━━━ Source material ━━━

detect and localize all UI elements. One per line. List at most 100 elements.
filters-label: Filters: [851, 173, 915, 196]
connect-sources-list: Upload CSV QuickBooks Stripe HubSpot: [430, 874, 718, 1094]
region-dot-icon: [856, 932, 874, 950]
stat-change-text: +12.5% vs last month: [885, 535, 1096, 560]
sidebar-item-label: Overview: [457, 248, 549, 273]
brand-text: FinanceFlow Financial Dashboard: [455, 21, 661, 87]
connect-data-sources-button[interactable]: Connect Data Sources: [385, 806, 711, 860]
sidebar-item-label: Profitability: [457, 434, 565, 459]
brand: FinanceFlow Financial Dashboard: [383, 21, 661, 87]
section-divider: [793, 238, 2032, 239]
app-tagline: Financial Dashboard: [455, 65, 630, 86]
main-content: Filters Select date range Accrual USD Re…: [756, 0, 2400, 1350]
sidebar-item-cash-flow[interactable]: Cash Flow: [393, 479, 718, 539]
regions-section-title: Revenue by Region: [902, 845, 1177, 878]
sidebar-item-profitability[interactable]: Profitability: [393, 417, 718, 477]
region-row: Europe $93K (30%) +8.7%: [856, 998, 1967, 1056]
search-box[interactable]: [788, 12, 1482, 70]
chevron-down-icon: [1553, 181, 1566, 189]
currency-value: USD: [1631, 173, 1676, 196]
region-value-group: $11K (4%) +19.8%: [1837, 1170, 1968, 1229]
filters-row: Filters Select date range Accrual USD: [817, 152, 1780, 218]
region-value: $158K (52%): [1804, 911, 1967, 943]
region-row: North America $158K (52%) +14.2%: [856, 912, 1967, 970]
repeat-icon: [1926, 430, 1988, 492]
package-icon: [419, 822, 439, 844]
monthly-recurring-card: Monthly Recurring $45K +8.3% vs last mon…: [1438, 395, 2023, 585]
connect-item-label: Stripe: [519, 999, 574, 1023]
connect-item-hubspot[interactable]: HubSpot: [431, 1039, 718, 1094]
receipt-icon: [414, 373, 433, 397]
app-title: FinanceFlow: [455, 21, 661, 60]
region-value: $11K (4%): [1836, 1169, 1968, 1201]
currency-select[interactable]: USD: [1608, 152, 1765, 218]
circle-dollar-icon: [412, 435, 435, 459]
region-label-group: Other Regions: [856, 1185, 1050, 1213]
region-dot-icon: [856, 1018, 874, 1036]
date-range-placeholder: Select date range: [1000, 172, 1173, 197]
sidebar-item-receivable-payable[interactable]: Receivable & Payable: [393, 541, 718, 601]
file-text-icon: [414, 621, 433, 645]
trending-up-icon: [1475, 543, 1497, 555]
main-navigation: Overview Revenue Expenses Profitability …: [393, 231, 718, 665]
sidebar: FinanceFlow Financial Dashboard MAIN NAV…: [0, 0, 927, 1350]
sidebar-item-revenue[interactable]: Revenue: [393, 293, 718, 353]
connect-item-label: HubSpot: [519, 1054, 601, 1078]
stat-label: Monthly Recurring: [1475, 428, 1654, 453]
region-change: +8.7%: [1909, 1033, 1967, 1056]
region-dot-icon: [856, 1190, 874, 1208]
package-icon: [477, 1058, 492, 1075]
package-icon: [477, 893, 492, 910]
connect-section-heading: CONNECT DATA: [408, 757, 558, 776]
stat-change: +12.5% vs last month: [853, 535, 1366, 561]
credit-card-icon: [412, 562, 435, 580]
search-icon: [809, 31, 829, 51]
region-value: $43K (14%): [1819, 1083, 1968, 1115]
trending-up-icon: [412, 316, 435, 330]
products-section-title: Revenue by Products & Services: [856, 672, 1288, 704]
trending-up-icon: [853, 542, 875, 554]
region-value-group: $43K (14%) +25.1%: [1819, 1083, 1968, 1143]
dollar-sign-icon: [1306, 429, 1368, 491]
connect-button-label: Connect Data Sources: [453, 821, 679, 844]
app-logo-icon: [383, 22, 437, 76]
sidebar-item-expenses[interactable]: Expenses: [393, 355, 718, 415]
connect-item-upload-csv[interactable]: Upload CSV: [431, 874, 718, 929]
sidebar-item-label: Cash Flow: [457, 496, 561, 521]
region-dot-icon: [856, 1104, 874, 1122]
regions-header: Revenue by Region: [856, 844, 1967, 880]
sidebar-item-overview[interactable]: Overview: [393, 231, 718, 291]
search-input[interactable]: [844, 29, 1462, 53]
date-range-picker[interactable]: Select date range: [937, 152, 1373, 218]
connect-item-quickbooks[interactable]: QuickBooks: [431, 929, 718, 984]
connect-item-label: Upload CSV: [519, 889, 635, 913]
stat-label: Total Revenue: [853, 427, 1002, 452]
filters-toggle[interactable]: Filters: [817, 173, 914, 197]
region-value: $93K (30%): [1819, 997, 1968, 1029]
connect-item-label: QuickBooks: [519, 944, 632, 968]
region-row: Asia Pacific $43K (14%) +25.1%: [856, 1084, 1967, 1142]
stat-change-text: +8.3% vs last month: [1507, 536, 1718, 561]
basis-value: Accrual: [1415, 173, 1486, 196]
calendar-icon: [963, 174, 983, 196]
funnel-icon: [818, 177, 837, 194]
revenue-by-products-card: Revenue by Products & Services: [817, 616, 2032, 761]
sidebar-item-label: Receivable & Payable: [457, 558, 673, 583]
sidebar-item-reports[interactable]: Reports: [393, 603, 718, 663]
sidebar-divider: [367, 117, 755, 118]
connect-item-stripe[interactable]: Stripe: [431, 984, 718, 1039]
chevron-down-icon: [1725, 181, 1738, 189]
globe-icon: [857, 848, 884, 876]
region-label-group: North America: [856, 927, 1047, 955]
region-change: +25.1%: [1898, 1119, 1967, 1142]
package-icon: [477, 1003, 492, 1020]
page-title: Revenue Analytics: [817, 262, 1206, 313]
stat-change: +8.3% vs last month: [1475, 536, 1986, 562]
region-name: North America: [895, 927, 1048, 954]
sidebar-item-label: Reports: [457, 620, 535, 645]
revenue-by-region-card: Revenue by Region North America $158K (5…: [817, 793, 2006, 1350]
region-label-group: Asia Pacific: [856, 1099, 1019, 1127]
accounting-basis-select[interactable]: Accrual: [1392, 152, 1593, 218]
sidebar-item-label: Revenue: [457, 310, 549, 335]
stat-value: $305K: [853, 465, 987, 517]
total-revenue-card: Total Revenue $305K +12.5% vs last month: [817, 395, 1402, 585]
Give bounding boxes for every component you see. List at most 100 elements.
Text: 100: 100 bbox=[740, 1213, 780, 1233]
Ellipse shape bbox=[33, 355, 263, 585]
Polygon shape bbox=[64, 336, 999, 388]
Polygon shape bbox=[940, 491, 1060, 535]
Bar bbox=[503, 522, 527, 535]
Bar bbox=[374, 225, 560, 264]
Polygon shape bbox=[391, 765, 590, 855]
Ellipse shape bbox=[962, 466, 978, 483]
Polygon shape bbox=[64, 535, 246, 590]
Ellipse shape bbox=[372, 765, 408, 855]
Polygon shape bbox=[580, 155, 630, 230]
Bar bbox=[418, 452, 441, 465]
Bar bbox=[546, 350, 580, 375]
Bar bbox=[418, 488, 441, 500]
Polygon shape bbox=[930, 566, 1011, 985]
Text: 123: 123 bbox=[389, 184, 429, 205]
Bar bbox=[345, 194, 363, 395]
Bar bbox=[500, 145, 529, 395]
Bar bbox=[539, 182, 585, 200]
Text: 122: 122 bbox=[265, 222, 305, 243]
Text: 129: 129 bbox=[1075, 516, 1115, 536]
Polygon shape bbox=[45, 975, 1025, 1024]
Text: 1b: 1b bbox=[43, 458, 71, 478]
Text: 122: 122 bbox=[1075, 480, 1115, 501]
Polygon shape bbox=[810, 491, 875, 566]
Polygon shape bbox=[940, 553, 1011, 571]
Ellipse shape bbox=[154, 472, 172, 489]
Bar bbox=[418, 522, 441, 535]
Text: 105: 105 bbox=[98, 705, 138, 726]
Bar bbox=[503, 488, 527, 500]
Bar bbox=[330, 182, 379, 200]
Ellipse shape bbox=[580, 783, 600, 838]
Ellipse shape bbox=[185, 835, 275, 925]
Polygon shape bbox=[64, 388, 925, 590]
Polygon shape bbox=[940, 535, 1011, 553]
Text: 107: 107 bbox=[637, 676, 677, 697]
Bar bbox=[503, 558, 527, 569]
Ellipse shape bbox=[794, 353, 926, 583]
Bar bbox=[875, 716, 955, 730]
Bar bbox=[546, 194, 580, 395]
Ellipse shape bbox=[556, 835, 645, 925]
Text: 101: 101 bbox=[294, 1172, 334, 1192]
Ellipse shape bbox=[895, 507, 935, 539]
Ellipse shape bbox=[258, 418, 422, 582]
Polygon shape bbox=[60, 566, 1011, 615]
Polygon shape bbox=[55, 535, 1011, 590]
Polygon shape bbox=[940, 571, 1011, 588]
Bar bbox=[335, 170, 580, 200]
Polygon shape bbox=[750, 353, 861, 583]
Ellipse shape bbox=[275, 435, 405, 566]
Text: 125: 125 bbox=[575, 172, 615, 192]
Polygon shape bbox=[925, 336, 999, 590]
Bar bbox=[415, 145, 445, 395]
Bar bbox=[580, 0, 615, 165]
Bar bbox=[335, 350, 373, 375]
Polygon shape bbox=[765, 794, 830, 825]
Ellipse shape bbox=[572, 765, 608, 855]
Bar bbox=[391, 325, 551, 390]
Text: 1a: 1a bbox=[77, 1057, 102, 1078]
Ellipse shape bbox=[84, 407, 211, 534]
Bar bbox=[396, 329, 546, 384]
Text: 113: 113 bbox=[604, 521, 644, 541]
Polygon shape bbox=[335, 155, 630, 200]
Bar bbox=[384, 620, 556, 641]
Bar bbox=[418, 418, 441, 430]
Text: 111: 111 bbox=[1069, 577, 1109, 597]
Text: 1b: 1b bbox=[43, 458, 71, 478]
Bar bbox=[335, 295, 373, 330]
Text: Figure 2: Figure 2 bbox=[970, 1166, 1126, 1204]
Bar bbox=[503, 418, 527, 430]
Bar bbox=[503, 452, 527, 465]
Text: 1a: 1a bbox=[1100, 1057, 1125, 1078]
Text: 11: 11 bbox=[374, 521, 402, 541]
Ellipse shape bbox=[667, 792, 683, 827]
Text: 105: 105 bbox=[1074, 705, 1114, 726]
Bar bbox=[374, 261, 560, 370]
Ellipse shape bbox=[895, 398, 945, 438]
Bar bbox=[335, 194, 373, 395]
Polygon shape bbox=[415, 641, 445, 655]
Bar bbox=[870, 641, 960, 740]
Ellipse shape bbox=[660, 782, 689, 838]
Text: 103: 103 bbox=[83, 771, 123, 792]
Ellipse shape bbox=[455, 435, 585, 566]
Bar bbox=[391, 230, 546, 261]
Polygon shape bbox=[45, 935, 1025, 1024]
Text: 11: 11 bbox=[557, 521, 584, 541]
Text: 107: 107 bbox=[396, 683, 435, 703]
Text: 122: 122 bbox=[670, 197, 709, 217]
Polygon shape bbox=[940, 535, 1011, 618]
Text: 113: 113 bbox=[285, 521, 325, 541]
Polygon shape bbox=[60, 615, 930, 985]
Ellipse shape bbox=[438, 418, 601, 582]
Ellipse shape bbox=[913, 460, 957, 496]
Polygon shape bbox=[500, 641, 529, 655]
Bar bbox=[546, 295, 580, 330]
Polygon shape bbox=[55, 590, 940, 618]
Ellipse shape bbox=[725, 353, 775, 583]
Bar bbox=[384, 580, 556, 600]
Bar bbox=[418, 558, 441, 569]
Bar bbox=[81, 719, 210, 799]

━━━

**Problem description:** Can you print everything from the start of the listing down to the line containing "region-label-group: Other Regions: [856, 1185, 1050, 1213]", including that line, and keep every line unchanged?

**Correct result:**
detect and localize all UI elements. One per line. List at most 100 elements.
filters-label: Filters: [851, 173, 915, 196]
connect-sources-list: Upload CSV QuickBooks Stripe HubSpot: [430, 874, 718, 1094]
region-dot-icon: [856, 932, 874, 950]
stat-change-text: +12.5% vs last month: [885, 535, 1096, 560]
sidebar-item-label: Overview: [457, 248, 549, 273]
brand-text: FinanceFlow Financial Dashboard: [455, 21, 661, 87]
connect-data-sources-button[interactable]: Connect Data Sources: [385, 806, 711, 860]
sidebar-item-label: Profitability: [457, 434, 565, 459]
brand: FinanceFlow Financial Dashboard: [383, 21, 661, 87]
section-divider: [793, 238, 2032, 239]
app-tagline: Financial Dashboard: [455, 65, 630, 86]
main-content: Filters Select date range Accrual USD Re…: [756, 0, 2400, 1350]
sidebar-item-cash-flow[interactable]: Cash Flow: [393, 479, 718, 539]
regions-section-title: Revenue by Region: [902, 845, 1177, 878]
sidebar-item-profitability[interactable]: Profitability: [393, 417, 718, 477]
region-row: Europe $93K (30%) +8.7%: [856, 998, 1967, 1056]
search-box[interactable]: [788, 12, 1482, 70]
chevron-down-icon: [1553, 181, 1566, 189]
currency-value: USD: [1631, 173, 1676, 196]
region-value-group: $11K (4%) +19.8%: [1837, 1170, 1968, 1229]
filters-row: Filters Select date range Accrual USD: [817, 152, 1780, 218]
region-value: $158K (52%): [1804, 911, 1967, 943]
region-row: North America $158K (52%) +14.2%: [856, 912, 1967, 970]
repeat-icon: [1926, 430, 1988, 492]
package-icon: [419, 822, 439, 844]
monthly-recurring-card: Monthly Recurring $45K +8.3% vs last mon…: [1438, 395, 2023, 585]
connect-item-label: Stripe: [519, 999, 574, 1023]
connect-item-hubspot[interactable]: HubSpot: [431, 1039, 718, 1094]
receipt-icon: [414, 373, 433, 397]
app-title: FinanceFlow: [455, 21, 661, 60]
region-value: $11K (4%): [1836, 1169, 1968, 1201]
currency-select[interactable]: USD: [1608, 152, 1765, 218]
circle-dollar-icon: [412, 435, 435, 459]
region-label-group: Other Regions: [856, 1185, 1050, 1213]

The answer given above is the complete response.